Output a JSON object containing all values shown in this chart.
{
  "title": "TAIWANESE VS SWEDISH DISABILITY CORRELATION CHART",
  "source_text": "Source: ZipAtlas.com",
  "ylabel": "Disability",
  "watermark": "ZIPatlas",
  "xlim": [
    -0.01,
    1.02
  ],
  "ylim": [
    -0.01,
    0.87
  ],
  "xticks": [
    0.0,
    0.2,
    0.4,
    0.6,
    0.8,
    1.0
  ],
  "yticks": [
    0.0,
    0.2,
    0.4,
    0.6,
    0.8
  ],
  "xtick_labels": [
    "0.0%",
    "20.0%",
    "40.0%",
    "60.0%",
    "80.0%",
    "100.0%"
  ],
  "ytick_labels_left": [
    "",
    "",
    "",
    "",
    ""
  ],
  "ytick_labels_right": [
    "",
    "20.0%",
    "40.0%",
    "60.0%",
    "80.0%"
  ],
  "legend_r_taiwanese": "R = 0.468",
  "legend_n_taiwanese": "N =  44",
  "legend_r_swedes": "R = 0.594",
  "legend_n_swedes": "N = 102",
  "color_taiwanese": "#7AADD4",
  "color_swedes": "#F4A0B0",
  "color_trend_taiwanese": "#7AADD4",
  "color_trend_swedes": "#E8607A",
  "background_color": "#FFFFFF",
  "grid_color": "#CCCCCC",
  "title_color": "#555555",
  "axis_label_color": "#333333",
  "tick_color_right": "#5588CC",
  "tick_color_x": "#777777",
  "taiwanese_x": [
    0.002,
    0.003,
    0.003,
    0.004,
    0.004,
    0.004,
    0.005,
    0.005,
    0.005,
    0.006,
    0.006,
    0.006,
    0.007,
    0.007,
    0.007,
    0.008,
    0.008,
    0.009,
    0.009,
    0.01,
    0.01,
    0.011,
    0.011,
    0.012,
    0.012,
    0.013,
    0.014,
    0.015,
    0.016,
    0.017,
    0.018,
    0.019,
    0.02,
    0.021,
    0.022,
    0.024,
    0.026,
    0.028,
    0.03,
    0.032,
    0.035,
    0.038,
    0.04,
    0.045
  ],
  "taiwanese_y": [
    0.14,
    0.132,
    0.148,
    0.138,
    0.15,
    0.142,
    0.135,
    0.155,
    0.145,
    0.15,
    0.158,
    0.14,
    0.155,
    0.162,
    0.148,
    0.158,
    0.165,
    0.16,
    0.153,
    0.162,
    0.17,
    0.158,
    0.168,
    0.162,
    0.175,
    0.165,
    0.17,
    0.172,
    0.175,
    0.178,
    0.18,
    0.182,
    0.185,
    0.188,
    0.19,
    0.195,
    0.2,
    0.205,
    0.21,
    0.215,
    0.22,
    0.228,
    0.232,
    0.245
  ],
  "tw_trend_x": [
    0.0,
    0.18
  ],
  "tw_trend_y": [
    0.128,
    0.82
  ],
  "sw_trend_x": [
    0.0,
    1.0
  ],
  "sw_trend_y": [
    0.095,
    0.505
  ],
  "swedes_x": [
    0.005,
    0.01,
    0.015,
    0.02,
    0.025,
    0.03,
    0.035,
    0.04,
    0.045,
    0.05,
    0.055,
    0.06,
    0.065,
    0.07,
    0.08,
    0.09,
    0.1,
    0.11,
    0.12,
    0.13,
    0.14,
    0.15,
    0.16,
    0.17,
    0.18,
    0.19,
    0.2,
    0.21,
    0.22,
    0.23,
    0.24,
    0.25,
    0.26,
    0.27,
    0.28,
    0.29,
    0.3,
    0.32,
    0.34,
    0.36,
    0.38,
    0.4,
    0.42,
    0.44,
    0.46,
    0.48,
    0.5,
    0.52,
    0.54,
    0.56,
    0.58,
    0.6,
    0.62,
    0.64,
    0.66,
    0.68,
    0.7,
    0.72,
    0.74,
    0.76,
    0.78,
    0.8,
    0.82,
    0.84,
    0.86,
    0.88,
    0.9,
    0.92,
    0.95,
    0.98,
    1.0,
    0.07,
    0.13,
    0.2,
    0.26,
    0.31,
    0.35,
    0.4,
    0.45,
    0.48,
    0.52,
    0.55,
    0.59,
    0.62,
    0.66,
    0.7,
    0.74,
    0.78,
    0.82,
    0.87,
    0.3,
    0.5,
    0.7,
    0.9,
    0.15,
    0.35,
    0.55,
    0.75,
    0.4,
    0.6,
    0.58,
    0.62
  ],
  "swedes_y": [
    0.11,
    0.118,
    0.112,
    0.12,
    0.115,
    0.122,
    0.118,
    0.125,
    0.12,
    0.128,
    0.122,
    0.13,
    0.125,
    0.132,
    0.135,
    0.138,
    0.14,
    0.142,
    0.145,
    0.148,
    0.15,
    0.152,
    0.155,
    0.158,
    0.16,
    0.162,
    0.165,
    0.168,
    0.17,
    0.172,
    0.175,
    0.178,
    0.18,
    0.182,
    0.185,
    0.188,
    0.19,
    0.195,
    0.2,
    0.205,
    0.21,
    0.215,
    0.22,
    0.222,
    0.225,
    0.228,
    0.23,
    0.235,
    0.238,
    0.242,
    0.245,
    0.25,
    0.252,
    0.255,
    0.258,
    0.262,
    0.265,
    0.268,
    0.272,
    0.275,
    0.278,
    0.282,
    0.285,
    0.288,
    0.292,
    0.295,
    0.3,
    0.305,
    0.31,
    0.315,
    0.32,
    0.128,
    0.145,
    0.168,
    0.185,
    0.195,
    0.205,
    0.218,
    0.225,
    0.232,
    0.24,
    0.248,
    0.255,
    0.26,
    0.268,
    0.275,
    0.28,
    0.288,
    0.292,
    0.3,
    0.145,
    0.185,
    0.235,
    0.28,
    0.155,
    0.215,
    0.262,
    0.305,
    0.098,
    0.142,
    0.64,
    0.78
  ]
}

---+---

WRITTEN TASK:
From the records above, extract everything verbatim.

EXPECTED ANSWER:
Output a JSON object containing all values shown in this chart.
{
  "title": "TAIWANESE VS SWEDISH DISABILITY CORRELATION CHART",
  "source_text": "Source: ZipAtlas.com",
  "ylabel": "Disability",
  "watermark": "ZIPatlas",
  "xlim": [
    -0.01,
    1.02
  ],
  "ylim": [
    -0.01,
    0.87
  ],
  "xticks": [
    0.0,
    0.2,
    0.4,
    0.6,
    0.8,
    1.0
  ],
  "yticks": [
    0.0,
    0.2,
    0.4,
    0.6,
    0.8
  ],
  "xtick_labels": [
    "0.0%",
    "20.0%",
    "40.0%",
    "60.0%",
    "80.0%",
    "100.0%"
  ],
  "ytick_labels_left": [
    "",
    "",
    "",
    "",
    ""
  ],
  "ytick_labels_right": [
    "",
    "20.0%",
    "40.0%",
    "60.0%",
    "80.0%"
  ],
  "legend_r_taiwanese": "R = 0.468",
  "legend_n_taiwanese": "N =  44",
  "legend_r_swedes": "R = 0.594",
  "legend_n_swedes": "N = 102",
  "color_taiwanese": "#7AADD4",
  "color_swedes": "#F4A0B0",
  "color_trend_taiwanese": "#7AADD4",
  "color_trend_swedes": "#E8607A",
  "background_color": "#FFFFFF",
  "grid_color": "#CCCCCC",
  "title_color": "#555555",
  "axis_label_color": "#333333",
  "tick_color_right": "#5588CC",
  "tick_color_x": "#777777",
  "taiwanese_x": [
    0.002,
    0.003,
    0.003,
    0.004,
    0.004,
    0.004,
    0.005,
    0.005,
    0.005,
    0.006,
    0.006,
    0.006,
    0.007,
    0.007,
    0.007,
    0.008,
    0.008,
    0.009,
    0.009,
    0.01,
    0.01,
    0.011,
    0.011,
    0.012,
    0.012,
    0.013,
    0.014,
    0.015,
    0.016,
    0.017,
    0.018,
    0.019,
    0.02,
    0.021,
    0.022,
    0.024,
    0.026,
    0.028,
    0.03,
    0.032,
    0.035,
    0.038,
    0.04,
    0.045
  ],
  "taiwanese_y": [
    0.14,
    0.132,
    0.148,
    0.138,
    0.15,
    0.142,
    0.135,
    0.155,
    0.145,
    0.15,
    0.158,
    0.14,
    0.155,
    0.162,
    0.148,
    0.158,
    0.165,
    0.16,
    0.153,
    0.162,
    0.17,
    0.158,
    0.168,
    0.162,
    0.175,
    0.165,
    0.17,
    0.172,
    0.175,
    0.178,
    0.18,
    0.182,
    0.185,
    0.188,
    0.19,
    0.195,
    0.2,
    0.205,
    0.21,
    0.215,
    0.22,
    0.228,
    0.232,
    0.245
  ],
  "tw_trend_x": [
    0.0,
    0.18
  ],
  "tw_trend_y": [
    0.128,
    0.82
  ],
  "sw_trend_x": [
    0.0,
    1.0
  ],
  "sw_trend_y": [
    0.095,
    0.505
  ],
  "swedes_x": [
    0.005,
    0.01,
    0.015,
    0.02,
    0.025,
    0.03,
    0.035,
    0.04,
    0.045,
    0.05,
    0.055,
    0.06,
    0.065,
    0.07,
    0.08,
    0.09,
    0.1,
    0.11,
    0.12,
    0.13,
    0.14,
    0.15,
    0.16,
    0.17,
    0.18,
    0.19,
    0.2,
    0.21,
    0.22,
    0.23,
    0.24,
    0.25,
    0.26,
    0.27,
    0.28,
    0.29,
    0.3,
    0.32,
    0.34,
    0.36,
    0.38,
    0.4,
    0.42,
    0.44,
    0.46,
    0.48,
    0.5,
    0.52,
    0.54,
    0.56,
    0.58,
    0.6,
    0.62,
    0.64,
    0.66,
    0.68,
    0.7,
    0.72,
    0.74,
    0.76,
    0.78,
    0.8,
    0.82,
    0.84,
    0.86,
    0.88,
    0.9,
    0.92,
    0.95,
    0.98,
    1.0,
    0.07,
    0.13,
    0.2,
    0.26,
    0.31,
    0.35,
    0.4,
    0.45,
    0.48,
    0.52,
    0.55,
    0.59,
    0.62,
    0.66,
    0.7,
    0.74,
    0.78,
    0.82,
    0.87,
    0.3,
    0.5,
    0.7,
    0.9,
    0.15,
    0.35,
    0.55,
    0.75,
    0.4,
    0.6,
    0.58,
    0.62
  ],
  "swedes_y": [
    0.11,
    0.118,
    0.112,
    0.12,
    0.115,
    0.122,
    0.118,
    0.125,
    0.12,
    0.128,
    0.122,
    0.13,
    0.125,
    0.132,
    0.135,
    0.138,
    0.14,
    0.142,
    0.145,
    0.148,
    0.15,
    0.152,
    0.155,
    0.158,
    0.16,
    0.162,
    0.165,
    0.168,
    0.17,
    0.172,
    0.175,
    0.178,
    0.18,
    0.182,
    0.185,
    0.188,
    0.19,
    0.195,
    0.2,
    0.205,
    0.21,
    0.215,
    0.22,
    0.222,
    0.225,
    0.228,
    0.23,
    0.235,
    0.238,
    0.242,
    0.245,
    0.25,
    0.252,
    0.255,
    0.258,
    0.262,
    0.265,
    0.268,
    0.272,
    0.275,
    0.278,
    0.282,
    0.285,
    0.288,
    0.292,
    0.295,
    0.3,
    0.305,
    0.31,
    0.315,
    0.32,
    0.128,
    0.145,
    0.168,
    0.185,
    0.195,
    0.205,
    0.218,
    0.225,
    0.232,
    0.24,
    0.248,
    0.255,
    0.26,
    0.268,
    0.275,
    0.28,
    0.288,
    0.292,
    0.3,
    0.145,
    0.185,
    0.235,
    0.28,
    0.155,
    0.215,
    0.262,
    0.305,
    0.098,
    0.142,
    0.64,
    0.78
  ]
}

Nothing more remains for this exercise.